Stored items from a collection
====

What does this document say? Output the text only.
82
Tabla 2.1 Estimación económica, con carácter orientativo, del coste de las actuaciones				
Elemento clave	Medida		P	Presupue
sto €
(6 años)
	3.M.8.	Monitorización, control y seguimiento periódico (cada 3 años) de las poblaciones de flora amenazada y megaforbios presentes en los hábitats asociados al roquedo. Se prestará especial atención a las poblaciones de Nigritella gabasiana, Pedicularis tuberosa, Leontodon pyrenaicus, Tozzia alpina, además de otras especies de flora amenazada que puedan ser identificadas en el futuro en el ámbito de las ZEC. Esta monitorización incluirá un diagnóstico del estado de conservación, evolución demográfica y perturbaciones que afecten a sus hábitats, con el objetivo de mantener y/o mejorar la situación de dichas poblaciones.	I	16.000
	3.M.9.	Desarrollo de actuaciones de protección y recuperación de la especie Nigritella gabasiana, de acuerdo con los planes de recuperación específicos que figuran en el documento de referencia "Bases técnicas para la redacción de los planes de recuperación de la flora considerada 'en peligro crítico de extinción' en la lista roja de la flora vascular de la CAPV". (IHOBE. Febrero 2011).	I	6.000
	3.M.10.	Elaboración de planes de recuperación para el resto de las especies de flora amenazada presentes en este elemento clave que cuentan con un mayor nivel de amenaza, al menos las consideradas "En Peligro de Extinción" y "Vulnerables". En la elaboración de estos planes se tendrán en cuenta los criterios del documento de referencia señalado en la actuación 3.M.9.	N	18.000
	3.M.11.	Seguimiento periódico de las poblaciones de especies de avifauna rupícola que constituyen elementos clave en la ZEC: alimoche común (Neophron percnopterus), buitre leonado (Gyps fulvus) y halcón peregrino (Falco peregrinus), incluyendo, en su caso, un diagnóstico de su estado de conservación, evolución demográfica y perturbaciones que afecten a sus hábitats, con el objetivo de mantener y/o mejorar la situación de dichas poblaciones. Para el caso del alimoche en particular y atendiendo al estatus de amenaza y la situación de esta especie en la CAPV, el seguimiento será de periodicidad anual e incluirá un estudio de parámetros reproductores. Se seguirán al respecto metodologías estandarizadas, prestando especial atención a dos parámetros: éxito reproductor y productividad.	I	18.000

====

• Written task: Pull every line containing the word "actuaciones" out of the material and copy it.

• Response to this task:
Tabla 2.1 Estimación económica, con carácter orientativo, del coste de las actuaciones				
	3.M.9.	Desarrollo de actuaciones de protección y recuperación de la especie Nigritella gabasiana, de acuerdo con los planes de recuperación específicos que figuran en el documento de referencia "Bases técnicas para la redacción de los planes de recuperación de la flora considerada 'en peligro crítico de extinción' en la lista roja de la flora vascular de la CAPV". (IHOBE. Febrero 2011).	I	6.000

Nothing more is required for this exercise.